» **Records provided**
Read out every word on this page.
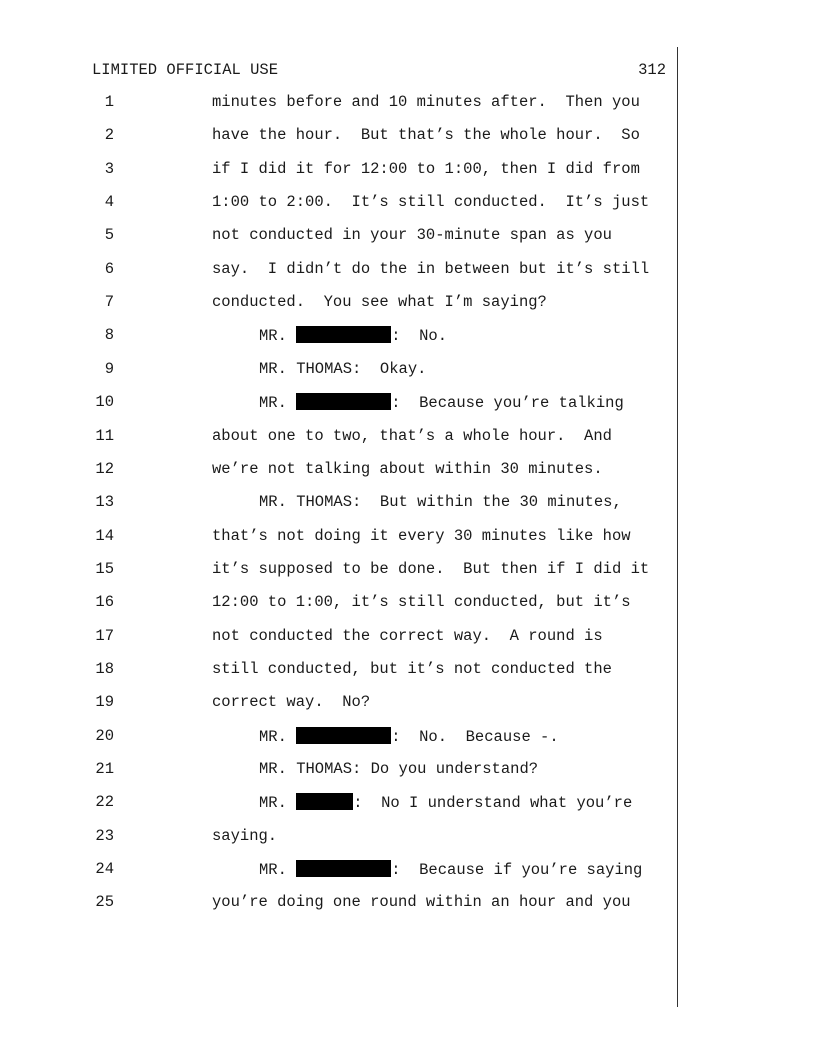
LIMITED OFFICIAL USE	312
1	minutes before and 10 minutes after.  Then you
2	have the hour.  But that’s the whole hour.  So
3	if I did it for 12:00 to 1:00, then I did from
4	1:00 to 2:00.  It’s still conducted.  It’s just
5	not conducted in your 30-minute span as you
6	say.  I didn’t do the in between but it’s still
7	conducted.  You see what I’m saying?
8	MR.	:  No.
9	MR. THOMAS:  Okay.
10	MR.	:  Because you’re talking
11	about one to two, that’s a whole hour.  And
12	we’re not talking about within 30 minutes.
13	MR. THOMAS:  But within the 30 minutes,
14	that’s not doing it every 30 minutes like how
15	it’s supposed to be done.  But then if I did it
16	12:00 to 1:00, it’s still conducted, but it’s
17	not conducted the correct way.  A round is
18	still conducted, but it’s not conducted the
19	correct way.  No?
20	MR.	:  No.  Because -.
21	MR. THOMAS: Do you understand?
22	MR.	:  No I understand what you’re
23	saying.
24	MR.	:  Because if you’re saying
25	you’re doing one round within an hour and you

» **What the task asks**
Find the lines holding "within" and list every one.

» **Expected answer**
12	we’re not talking about within 30 minutes.
13	MR. THOMAS:  But within the 30 minutes,
25	you’re doing one round within an hour and you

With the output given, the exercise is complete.